Given problem
Copy out the data below verbatim.

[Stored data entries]
========================================================================

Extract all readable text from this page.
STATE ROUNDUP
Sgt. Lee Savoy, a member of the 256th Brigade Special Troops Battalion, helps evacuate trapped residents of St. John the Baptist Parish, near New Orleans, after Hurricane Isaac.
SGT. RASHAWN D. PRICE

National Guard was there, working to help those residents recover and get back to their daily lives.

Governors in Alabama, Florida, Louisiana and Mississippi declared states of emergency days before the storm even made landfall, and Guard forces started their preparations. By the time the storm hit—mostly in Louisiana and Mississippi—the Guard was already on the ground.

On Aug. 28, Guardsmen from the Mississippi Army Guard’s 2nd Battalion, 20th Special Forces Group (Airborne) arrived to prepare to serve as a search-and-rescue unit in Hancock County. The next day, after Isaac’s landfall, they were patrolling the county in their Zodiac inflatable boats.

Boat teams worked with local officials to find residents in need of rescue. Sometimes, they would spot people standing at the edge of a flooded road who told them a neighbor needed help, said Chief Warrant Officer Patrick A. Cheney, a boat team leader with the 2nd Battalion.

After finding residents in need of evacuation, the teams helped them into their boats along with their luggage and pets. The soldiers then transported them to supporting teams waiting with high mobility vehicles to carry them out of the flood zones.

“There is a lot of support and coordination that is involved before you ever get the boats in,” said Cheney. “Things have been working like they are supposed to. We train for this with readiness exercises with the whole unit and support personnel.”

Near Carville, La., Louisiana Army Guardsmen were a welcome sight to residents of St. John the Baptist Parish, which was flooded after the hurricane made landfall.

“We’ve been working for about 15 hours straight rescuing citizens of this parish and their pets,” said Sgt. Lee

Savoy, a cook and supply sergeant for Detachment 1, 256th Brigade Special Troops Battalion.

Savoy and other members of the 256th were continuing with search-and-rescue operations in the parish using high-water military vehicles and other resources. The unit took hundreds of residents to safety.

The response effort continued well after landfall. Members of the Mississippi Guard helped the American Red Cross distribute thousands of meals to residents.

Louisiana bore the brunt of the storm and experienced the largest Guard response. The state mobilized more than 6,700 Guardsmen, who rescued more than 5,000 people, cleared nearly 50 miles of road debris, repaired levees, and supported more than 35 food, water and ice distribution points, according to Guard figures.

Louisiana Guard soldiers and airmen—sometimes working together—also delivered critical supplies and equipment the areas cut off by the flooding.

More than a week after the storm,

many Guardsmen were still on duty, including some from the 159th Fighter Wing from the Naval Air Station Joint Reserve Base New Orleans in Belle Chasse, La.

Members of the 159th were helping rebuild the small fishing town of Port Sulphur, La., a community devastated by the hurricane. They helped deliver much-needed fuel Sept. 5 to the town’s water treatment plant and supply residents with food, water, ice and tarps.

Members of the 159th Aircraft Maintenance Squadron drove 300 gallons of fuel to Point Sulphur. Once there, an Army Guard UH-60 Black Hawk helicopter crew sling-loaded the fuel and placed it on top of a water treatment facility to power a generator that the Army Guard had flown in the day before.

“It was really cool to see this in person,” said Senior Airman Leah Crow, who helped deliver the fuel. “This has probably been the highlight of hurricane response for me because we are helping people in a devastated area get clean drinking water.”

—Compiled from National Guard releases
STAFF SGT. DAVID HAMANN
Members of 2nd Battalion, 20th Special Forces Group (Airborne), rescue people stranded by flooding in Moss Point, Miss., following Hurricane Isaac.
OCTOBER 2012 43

========================================================================

Worked solution
Extract all readable text from this page.
STATE ROUNDUP
Sgt. Lee Savoy, a member of the 256th Brigade Special Troops Battalion, helps evacuate trapped residents of St. John the Baptist Parish, near New Orleans, after Hurricane Isaac.
SGT. RASHAWN D. PRICE

National Guard was there, working to help those residents recover and get back to their daily lives.

Governors in Alabama, Florida, Louisiana and Mississippi declared states of emergency days before the storm even made landfall, and Guard forces started their preparations. By the time the storm hit—mostly in Louisiana and Mississippi—the Guard was already on the ground.

On Aug. 28, Guardsmen from the Mississippi Army Guard’s 2nd Battalion, 20th Special Forces Group (Airborne) arrived to prepare to serve as a search-and-rescue unit in Hancock County. The next day, after Isaac’s landfall, they were patrolling the county in their Zodiac inflatable boats.

Boat teams worked with local officials to find residents in need of rescue. Sometimes, they would spot people standing at the edge of a flooded road who told them a neighbor needed help, said Chief Warrant Officer Patrick A. Cheney, a boat team leader with the 2nd Battalion.

After finding residents in need of evacuation, the teams helped them into their boats along with their luggage and pets. The soldiers then transported them to supporting teams waiting with high mobility vehicles to carry them out of the flood zones.

“There is a lot of support and coordination that is involved before you ever get the boats in,” said Cheney. “Things have been working like they are supposed to. We train for this with readiness exercises with the whole unit and support personnel.”

Near Carville, La., Louisiana Army Guardsmen were a welcome sight to residents of St. John the Baptist Parish, which was flooded after the hurricane made landfall.

“We’ve been working for about 15 hours straight rescuing citizens of this parish and their pets,” said Sgt. Lee

Savoy, a cook and supply sergeant for Detachment 1, 256th Brigade Special Troops Battalion.

Savoy and other members of the 256th were continuing with search-and-rescue operations in the parish using high-water military vehicles and other resources. The unit took hundreds of residents to safety.

The response effort continued well after landfall. Members of the Mississippi Guard helped the American Red Cross distribute thousands of meals to residents.

Louisiana bore the brunt of the storm and experienced the largest Guard response. The state mobilized more than 6,700 Guardsmen, who rescued more than 5,000 people, cleared nearly 50 miles of road debris, repaired levees, and supported more than 35 food, water and ice distribution points, according to Guard figures.

Louisiana Guard soldiers and airmen—sometimes working together—also delivered critical supplies and equipment the areas cut off by the flooding.

More than a week after the storm,

many Guardsmen were still on duty, including some from the 159th Fighter Wing from the Naval Air Station Joint Reserve Base New Orleans in Belle Chasse, La.

Members of the 159th were helping rebuild the small fishing town of Port Sulphur, La., a community devastated by the hurricane. They helped deliver much-needed fuel Sept. 5 to the town’s water treatment plant and supply residents with food, water, ice and tarps.

Members of the 159th Aircraft Maintenance Squadron drove 300 gallons of fuel to Point Sulphur. Once there, an Army Guard UH-60 Black Hawk helicopter crew sling-loaded the fuel and placed it on top of a water treatment facility to power a generator that the Army Guard had flown in the day before.

“It was really cool to see this in person,” said Senior Airman Leah Crow, who helped deliver the fuel. “This has probably been the highlight of hurricane response for me because we are helping people in a devastated area get clean drinking water.”

—Compiled from National Guard releases
STAFF SGT. DAVID HAMANN
Members of 2nd Battalion, 20th Special Forces Group (Airborne), rescue people stranded by flooding in Moss Point, Miss., following Hurricane Isaac.
OCTOBER 2012 43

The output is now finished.